(Aim) Repeat the records exactly. Every line must match.

(Data for the task)
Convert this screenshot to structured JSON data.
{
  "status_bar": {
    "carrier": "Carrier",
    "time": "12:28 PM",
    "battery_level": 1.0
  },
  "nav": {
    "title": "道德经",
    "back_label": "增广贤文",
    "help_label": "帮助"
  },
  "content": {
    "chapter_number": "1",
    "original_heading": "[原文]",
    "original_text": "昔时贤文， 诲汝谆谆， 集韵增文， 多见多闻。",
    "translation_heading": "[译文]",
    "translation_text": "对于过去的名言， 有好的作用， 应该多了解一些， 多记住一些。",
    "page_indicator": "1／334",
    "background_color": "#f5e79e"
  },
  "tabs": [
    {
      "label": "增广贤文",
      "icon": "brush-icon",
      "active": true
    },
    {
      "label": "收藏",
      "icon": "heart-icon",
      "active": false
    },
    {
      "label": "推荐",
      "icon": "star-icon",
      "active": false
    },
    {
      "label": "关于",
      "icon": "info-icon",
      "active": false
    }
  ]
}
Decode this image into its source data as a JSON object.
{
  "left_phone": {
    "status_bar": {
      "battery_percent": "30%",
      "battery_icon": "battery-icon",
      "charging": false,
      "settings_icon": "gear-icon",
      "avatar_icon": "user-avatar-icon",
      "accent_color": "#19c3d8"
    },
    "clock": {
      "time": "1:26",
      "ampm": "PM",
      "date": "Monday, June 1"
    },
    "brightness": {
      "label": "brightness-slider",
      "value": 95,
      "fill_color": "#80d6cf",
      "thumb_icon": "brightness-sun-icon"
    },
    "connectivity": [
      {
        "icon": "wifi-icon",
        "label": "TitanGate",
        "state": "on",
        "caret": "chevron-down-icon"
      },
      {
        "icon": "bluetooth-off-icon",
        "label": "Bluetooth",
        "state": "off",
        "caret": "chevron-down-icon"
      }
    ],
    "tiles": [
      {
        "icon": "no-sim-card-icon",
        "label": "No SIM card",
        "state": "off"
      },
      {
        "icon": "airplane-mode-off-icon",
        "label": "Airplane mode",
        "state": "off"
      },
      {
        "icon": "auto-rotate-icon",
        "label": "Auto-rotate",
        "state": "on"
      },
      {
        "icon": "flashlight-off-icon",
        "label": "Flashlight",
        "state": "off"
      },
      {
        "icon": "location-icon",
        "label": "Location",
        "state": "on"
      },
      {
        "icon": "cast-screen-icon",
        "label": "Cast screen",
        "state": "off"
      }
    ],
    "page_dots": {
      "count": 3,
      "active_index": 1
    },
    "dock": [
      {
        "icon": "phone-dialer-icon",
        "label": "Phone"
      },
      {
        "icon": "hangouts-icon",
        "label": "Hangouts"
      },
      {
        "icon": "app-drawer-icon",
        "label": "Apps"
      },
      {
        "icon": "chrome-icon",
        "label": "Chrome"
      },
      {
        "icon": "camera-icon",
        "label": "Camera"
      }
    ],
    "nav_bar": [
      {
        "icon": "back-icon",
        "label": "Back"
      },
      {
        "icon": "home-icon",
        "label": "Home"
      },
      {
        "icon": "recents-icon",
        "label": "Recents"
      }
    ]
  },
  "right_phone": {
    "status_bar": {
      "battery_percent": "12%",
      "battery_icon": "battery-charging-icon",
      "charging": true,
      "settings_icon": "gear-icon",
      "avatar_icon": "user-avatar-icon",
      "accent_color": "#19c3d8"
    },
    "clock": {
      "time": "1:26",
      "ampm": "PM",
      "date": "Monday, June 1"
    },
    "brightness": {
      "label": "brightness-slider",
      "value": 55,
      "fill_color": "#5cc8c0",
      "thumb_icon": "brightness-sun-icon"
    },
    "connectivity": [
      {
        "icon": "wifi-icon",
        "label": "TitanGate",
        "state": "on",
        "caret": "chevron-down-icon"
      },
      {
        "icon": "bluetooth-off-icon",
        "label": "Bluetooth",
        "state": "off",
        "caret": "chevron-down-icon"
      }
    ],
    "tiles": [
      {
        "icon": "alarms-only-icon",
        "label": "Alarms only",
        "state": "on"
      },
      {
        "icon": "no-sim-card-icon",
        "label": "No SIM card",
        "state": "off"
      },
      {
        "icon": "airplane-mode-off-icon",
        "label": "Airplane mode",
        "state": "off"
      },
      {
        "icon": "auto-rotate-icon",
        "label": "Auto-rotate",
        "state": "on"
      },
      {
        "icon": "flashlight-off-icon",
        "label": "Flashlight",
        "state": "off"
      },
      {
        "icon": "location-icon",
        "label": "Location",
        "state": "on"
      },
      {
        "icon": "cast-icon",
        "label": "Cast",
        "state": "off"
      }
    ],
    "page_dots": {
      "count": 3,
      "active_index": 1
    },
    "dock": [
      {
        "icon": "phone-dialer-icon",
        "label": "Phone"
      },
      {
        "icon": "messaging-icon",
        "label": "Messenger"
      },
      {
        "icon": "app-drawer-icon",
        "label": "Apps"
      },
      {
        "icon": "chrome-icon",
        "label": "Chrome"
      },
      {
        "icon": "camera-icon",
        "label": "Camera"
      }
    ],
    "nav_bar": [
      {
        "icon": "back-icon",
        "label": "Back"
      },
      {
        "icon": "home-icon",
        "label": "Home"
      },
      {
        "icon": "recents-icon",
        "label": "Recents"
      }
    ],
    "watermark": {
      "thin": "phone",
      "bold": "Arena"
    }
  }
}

(Answer for the task)
Convert this screenshot to structured JSON data.
{
  "status_bar": {
    "carrier": "Carrier",
    "time": "12:28 PM",
    "battery_level": 1.0
  },
  "nav": {
    "title": "道德经",
    "back_label": "增广贤文",
    "help_label": "帮助"
  },
  "content": {
    "chapter_number": "1",
    "original_heading": "[原文]",
    "original_text": "昔时贤文， 诲汝谆谆， 集韵增文， 多见多闻。",
    "translation_heading": "[译文]",
    "translation_text": "对于过去的名言， 有好的作用， 应该多了解一些， 多记住一些。",
    "page_indicator": "1／334",
    "background_color": "#f5e79e"
  },
  "tabs": [
    {
      "label": "增广贤文",
      "icon": "brush-icon",
      "active": true
    },
    {
      "label": "收藏",
      "icon": "heart-icon",
      "active": false
    },
    {
      "label": "推荐",
      "icon": "star-icon",
      "active": false
    },
    {
      "label": "关于",
      "icon": "info-icon",
      "active": false
    }
  ]
}
Decode this image into its source data as a JSON object.
{
  "left_phone": {
    "status_bar": {
      "battery_percent": "30%",
      "battery_icon": "battery-icon",
      "charging": false,
      "settings_icon": "gear-icon",
      "avatar_icon": "user-avatar-icon",
      "accent_color": "#19c3d8"
    },
    "clock": {
      "time": "1:26",
      "ampm": "PM",
      "date": "Monday, June 1"
    },
    "brightness": {
      "label": "brightness-slider",
      "value": 95,
      "fill_color": "#80d6cf",
      "thumb_icon": "brightness-sun-icon"
    },
    "connectivity": [
      {
        "icon": "wifi-icon",
        "label": "TitanGate",
        "state": "on",
        "caret": "chevron-down-icon"
      },
      {
        "icon": "bluetooth-off-icon",
        "label": "Bluetooth",
        "state": "off",
        "caret": "chevron-down-icon"
      }
    ],
    "tiles": [
      {
        "icon": "no-sim-card-icon",
        "label": "No SIM card",
        "state": "off"
      },
      {
        "icon": "airplane-mode-off-icon",
        "label": "Airplane mode",
        "state": "off"
      },
      {
        "icon": "auto-rotate-icon",
        "label": "Auto-rotate",
        "state": "on"
      },
      {
        "icon": "flashlight-off-icon",
        "label": "Flashlight",
        "state": "off"
      },
      {
        "icon": "location-icon",
        "label": "Location",
        "state": "on"
      },
      {
        "icon": "cast-screen-icon",
        "label": "Cast screen",
        "state": "off"
      }
    ],
    "page_dots": {
      "count": 3,
      "active_index": 1
    },
    "dock": [
      {
        "icon": "phone-dialer-icon",
        "label": "Phone"
      },
      {
        "icon": "hangouts-icon",
        "label": "Hangouts"
      },
      {
        "icon": "app-drawer-icon",
        "label": "Apps"
      },
      {
        "icon": "chrome-icon",
        "label": "Chrome"
      },
      {
        "icon": "camera-icon",
        "label": "Camera"
      }
    ],
    "nav_bar": [
      {
        "icon": "back-icon",
        "label": "Back"
      },
      {
        "icon": "home-icon",
        "label": "Home"
      },
      {
        "icon": "recents-icon",
        "label": "Recents"
      }
    ]
  },
  "right_phone": {
    "status_bar": {
      "battery_percent": "12%",
      "battery_icon": "battery-charging-icon",
      "charging": true,
      "settings_icon": "gear-icon",
      "avatar_icon": "user-avatar-icon",
      "accent_color": "#19c3d8"
    },
    "clock": {
      "time": "1:26",
      "ampm": "PM",
      "date": "Monday, June 1"
    },
    "brightness": {
      "label": "brightness-slider",
      "value": 55,
      "fill_color": "#5cc8c0",
      "thumb_icon": "brightness-sun-icon"
    },
    "connectivity": [
      {
        "icon": "wifi-icon",
        "label": "TitanGate",
        "state": "on",
        "caret": "chevron-down-icon"
      },
      {
        "icon": "bluetooth-off-icon",
        "label": "Bluetooth",
        "state": "off",
        "caret": "chevron-down-icon"
      }
    ],
    "tiles": [
      {
        "icon": "alarms-only-icon",
        "label": "Alarms only",
        "state": "on"
      },
      {
        "icon": "no-sim-card-icon",
        "label": "No SIM card",
        "state": "off"
      },
      {
        "icon": "airplane-mode-off-icon",
        "label": "Airplane mode",
        "state": "off"
      },
      {
        "icon": "auto-rotate-icon",
        "label": "Auto-rotate",
        "state": "on"
      },
      {
        "icon": "flashlight-off-icon",
        "label": "Flashlight",
        "state": "off"
      },
      {
        "icon": "location-icon",
        "label": "Location",
        "state": "on"
      },
      {
        "icon": "cast-icon",
        "label": "Cast",
        "state": "off"
      }
    ],
    "page_dots": {
      "count": 3,
      "active_index": 1
    },
    "dock": [
      {
        "icon": "phone-dialer-icon",
        "label": "Phone"
      },
      {
        "icon": "messaging-icon",
        "label": "Messenger"
      },
      {
        "icon": "app-drawer-icon",
        "label": "Apps"
      },
      {
        "icon": "chrome-icon",
        "label": "Chrome"
      },
      {
        "icon": "camera-icon",
        "label": "Camera"
      }
    ],
    "nav_bar": [
      {
        "icon": "back-icon",
        "label": "Back"
      },
      {
        "icon": "home-icon",
        "label": "Home"
      },
      {
        "icon": "recents-icon",
        "label": "Recents"
      }
    ],
    "watermark": {
      "thin": "phone",
      "bold": "Arena"
    }
  }
}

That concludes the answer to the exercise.